— Work to do —
Repeat all of the material exactly as given.

** Begin **

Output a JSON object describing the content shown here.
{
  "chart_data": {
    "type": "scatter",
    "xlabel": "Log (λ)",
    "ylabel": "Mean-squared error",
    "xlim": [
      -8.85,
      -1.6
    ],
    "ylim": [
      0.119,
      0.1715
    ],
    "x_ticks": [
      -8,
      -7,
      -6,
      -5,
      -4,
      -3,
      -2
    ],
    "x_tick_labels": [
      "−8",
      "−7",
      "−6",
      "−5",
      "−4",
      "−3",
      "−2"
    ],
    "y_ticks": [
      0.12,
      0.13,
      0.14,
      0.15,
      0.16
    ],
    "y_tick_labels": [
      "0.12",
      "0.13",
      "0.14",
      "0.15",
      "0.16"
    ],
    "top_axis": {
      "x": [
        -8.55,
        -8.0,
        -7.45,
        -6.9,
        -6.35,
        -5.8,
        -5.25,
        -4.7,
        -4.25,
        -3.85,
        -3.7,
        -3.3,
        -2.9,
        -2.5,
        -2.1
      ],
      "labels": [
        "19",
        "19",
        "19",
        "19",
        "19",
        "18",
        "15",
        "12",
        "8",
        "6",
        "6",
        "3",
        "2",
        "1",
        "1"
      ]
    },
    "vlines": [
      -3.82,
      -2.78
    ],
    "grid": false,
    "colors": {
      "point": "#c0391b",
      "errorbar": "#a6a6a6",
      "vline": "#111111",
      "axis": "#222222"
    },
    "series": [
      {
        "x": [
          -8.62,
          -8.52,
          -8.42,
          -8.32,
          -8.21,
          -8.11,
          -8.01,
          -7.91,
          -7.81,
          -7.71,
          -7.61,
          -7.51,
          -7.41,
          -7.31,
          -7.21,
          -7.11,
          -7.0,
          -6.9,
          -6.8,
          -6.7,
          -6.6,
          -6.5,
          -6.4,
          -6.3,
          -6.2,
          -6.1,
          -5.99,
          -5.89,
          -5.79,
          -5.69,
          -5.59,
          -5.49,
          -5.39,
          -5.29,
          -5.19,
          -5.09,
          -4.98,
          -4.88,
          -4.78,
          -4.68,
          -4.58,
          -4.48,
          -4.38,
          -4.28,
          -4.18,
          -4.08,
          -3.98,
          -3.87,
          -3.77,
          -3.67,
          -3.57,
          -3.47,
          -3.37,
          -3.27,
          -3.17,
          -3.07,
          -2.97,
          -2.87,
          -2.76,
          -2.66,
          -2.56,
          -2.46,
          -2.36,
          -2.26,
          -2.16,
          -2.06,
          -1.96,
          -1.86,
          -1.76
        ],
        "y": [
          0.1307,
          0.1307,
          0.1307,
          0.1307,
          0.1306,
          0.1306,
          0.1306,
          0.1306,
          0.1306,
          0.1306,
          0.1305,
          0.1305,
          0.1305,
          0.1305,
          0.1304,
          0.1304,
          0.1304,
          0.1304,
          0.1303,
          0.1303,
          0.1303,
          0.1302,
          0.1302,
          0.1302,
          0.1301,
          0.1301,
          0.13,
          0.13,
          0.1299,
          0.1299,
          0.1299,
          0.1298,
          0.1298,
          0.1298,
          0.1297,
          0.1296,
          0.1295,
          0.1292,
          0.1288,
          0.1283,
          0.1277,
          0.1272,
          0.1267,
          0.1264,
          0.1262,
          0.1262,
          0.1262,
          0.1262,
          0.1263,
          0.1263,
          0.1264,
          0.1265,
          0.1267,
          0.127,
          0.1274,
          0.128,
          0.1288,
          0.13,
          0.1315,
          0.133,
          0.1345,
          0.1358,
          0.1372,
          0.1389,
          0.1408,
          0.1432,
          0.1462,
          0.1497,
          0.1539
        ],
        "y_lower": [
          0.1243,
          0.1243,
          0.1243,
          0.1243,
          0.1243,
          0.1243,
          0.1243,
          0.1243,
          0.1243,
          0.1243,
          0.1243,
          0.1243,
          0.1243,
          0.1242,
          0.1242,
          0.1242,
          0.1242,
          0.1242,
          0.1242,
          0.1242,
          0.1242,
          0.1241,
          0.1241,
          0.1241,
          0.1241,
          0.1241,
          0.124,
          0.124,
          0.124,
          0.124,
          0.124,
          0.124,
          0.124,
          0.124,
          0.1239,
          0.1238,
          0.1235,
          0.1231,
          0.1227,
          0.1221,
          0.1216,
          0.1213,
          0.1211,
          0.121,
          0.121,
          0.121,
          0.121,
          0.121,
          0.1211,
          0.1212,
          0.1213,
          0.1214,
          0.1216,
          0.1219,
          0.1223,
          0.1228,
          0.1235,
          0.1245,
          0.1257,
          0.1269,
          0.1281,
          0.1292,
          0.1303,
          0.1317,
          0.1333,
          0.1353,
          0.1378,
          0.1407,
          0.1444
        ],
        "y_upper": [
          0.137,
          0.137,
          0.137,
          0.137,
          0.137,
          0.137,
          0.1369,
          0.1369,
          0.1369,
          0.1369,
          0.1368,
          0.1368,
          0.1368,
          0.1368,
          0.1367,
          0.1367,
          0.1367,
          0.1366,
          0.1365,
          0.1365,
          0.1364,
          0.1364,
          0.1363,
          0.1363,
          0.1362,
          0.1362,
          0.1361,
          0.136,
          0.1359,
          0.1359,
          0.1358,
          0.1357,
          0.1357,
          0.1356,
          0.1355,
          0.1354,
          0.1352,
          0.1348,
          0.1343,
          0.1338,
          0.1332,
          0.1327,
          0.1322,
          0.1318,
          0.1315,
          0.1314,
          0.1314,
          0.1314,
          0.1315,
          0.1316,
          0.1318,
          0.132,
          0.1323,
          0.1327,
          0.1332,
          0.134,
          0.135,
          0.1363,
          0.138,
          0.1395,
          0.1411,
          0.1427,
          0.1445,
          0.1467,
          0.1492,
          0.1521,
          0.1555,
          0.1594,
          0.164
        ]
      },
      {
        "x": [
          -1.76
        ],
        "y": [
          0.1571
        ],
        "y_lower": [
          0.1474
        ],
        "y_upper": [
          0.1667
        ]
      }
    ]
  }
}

** End **

— Correct answer —
Output a JSON object describing the content shown here.
{
  "chart_data": {
    "type": "scatter",
    "xlabel": "Log (λ)",
    "ylabel": "Mean-squared error",
    "xlim": [
      -8.85,
      -1.6
    ],
    "ylim": [
      0.119,
      0.1715
    ],
    "x_ticks": [
      -8,
      -7,
      -6,
      -5,
      -4,
      -3,
      -2
    ],
    "x_tick_labels": [
      "−8",
      "−7",
      "−6",
      "−5",
      "−4",
      "−3",
      "−2"
    ],
    "y_ticks": [
      0.12,
      0.13,
      0.14,
      0.15,
      0.16
    ],
    "y_tick_labels": [
      "0.12",
      "0.13",
      "0.14",
      "0.15",
      "0.16"
    ],
    "top_axis": {
      "x": [
        -8.55,
        -8.0,
        -7.45,
        -6.9,
        -6.35,
        -5.8,
        -5.25,
        -4.7,
        -4.25,
        -3.85,
        -3.7,
        -3.3,
        -2.9,
        -2.5,
        -2.1
      ],
      "labels": [
        "19",
        "19",
        "19",
        "19",
        "19",
        "18",
        "15",
        "12",
        "8",
        "6",
        "6",
        "3",
        "2",
        "1",
        "1"
      ]
    },
    "vlines": [
      -3.82,
      -2.78
    ],
    "grid": false,
    "colors": {
      "point": "#c0391b",
      "errorbar": "#a6a6a6",
      "vline": "#111111",
      "axis": "#222222"
    },
    "series": [
      {
        "x": [
          -8.62,
          -8.52,
          -8.42,
          -8.32,
          -8.21,
          -8.11,
          -8.01,
          -7.91,
          -7.81,
          -7.71,
          -7.61,
          -7.51,
          -7.41,
          -7.31,
          -7.21,
          -7.11,
          -7.0,
          -6.9,
          -6.8,
          -6.7,
          -6.6,
          -6.5,
          -6.4,
          -6.3,
          -6.2,
          -6.1,
          -5.99,
          -5.89,
          -5.79,
          -5.69,
          -5.59,
          -5.49,
          -5.39,
          -5.29,
          -5.19,
          -5.09,
          -4.98,
          -4.88,
          -4.78,
          -4.68,
          -4.58,
          -4.48,
          -4.38,
          -4.28,
          -4.18,
          -4.08,
          -3.98,
          -3.87,
          -3.77,
          -3.67,
          -3.57,
          -3.47,
          -3.37,
          -3.27,
          -3.17,
          -3.07,
          -2.97,
          -2.87,
          -2.76,
          -2.66,
          -2.56,
          -2.46,
          -2.36,
          -2.26,
          -2.16,
          -2.06,
          -1.96,
          -1.86,
          -1.76
        ],
        "y": [
          0.1307,
          0.1307,
          0.1307,
          0.1307,
          0.1306,
          0.1306,
          0.1306,
          0.1306,
          0.1306,
          0.1306,
          0.1305,
          0.1305,
          0.1305,
          0.1305,
          0.1304,
          0.1304,
          0.1304,
          0.1304,
          0.1303,
          0.1303,
          0.1303,
          0.1302,
          0.1302,
          0.1302,
          0.1301,
          0.1301,
          0.13,
          0.13,
          0.1299,
          0.1299,
          0.1299,
          0.1298,
          0.1298,
          0.1298,
          0.1297,
          0.1296,
          0.1295,
          0.1292,
          0.1288,
          0.1283,
          0.1277,
          0.1272,
          0.1267,
          0.1264,
          0.1262,
          0.1262,
          0.1262,
          0.1262,
          0.1263,
          0.1263,
          0.1264,
          0.1265,
          0.1267,
          0.127,
          0.1274,
          0.128,
          0.1288,
          0.13,
          0.1315,
          0.133,
          0.1345,
          0.1358,
          0.1372,
          0.1389,
          0.1408,
          0.1432,
          0.1462,
          0.1497,
          0.1539
        ],
        "y_lower": [
          0.1243,
          0.1243,
          0.1243,
          0.1243,
          0.1243,
          0.1243,
          0.1243,
          0.1243,
          0.1243,
          0.1243,
          0.1243,
          0.1243,
          0.1243,
          0.1242,
          0.1242,
          0.1242,
          0.1242,
          0.1242,
          0.1242,
          0.1242,
          0.1242,
          0.1241,
          0.1241,
          0.1241,
          0.1241,
          0.1241,
          0.124,
          0.124,
          0.124,
          0.124,
          0.124,
          0.124,
          0.124,
          0.124,
          0.1239,
          0.1238,
          0.1235,
          0.1231,
          0.1227,
          0.1221,
          0.1216,
          0.1213,
          0.1211,
          0.121,
          0.121,
          0.121,
          0.121,
          0.121,
          0.1211,
          0.1212,
          0.1213,
          0.1214,
          0.1216,
          0.1219,
          0.1223,
          0.1228,
          0.1235,
          0.1245,
          0.1257,
          0.1269,
          0.1281,
          0.1292,
          0.1303,
          0.1317,
          0.1333,
          0.1353,
          0.1378,
          0.1407,
          0.1444
        ],
        "y_upper": [
          0.137,
          0.137,
          0.137,
          0.137,
          0.137,
          0.137,
          0.1369,
          0.1369,
          0.1369,
          0.1369,
          0.1368,
          0.1368,
          0.1368,
          0.1368,
          0.1367,
          0.1367,
          0.1367,
          0.1366,
          0.1365,
          0.1365,
          0.1364,
          0.1364,
          0.1363,
          0.1363,
          0.1362,
          0.1362,
          0.1361,
          0.136,
          0.1359,
          0.1359,
          0.1358,
          0.1357,
          0.1357,
          0.1356,
          0.1355,
          0.1354,
          0.1352,
          0.1348,
          0.1343,
          0.1338,
          0.1332,
          0.1327,
          0.1322,
          0.1318,
          0.1315,
          0.1314,
          0.1314,
          0.1314,
          0.1315,
          0.1316,
          0.1318,
          0.132,
          0.1323,
          0.1327,
          0.1332,
          0.134,
          0.135,
          0.1363,
          0.138,
          0.1395,
          0.1411,
          0.1427,
          0.1445,
          0.1467,
          0.1492,
          0.1521,
          0.1555,
          0.1594,
          0.164
        ]
      },
      {
        "x": [
          -1.76
        ],
        "y": [
          0.1571
        ],
        "y_lower": [
          0.1474
        ],
        "y_upper": [
          0.1667
        ]
      }
    ]
  }
}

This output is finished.